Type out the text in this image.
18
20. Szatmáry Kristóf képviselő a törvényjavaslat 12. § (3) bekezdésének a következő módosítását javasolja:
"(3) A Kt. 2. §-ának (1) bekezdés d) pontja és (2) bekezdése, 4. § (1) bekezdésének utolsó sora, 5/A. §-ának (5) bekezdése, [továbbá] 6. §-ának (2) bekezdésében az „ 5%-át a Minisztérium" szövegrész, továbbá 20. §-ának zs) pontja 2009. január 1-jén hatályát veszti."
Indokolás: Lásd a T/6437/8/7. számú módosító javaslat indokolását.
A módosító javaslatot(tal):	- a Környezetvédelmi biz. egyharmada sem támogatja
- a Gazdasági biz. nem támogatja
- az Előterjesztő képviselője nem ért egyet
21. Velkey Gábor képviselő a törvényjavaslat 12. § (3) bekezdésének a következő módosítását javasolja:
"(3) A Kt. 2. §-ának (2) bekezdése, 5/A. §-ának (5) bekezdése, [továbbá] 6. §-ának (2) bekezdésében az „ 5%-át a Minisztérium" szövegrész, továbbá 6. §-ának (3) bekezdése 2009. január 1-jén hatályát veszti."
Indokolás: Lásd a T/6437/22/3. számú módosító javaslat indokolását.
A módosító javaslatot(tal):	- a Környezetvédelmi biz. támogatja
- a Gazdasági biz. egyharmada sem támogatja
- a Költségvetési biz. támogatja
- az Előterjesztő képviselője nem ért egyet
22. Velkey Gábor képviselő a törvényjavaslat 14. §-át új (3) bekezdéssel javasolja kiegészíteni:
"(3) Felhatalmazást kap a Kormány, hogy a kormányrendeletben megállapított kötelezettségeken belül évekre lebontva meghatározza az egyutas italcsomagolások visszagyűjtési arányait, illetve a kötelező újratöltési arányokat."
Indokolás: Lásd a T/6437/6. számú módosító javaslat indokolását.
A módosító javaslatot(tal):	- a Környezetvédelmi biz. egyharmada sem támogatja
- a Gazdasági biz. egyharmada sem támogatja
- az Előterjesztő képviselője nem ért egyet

* WHAT IS NEEDED
Figure out how many lines of the data above include "bekezdésében", then give the number and nothing more.

* OUTPUT OF THE TASK
2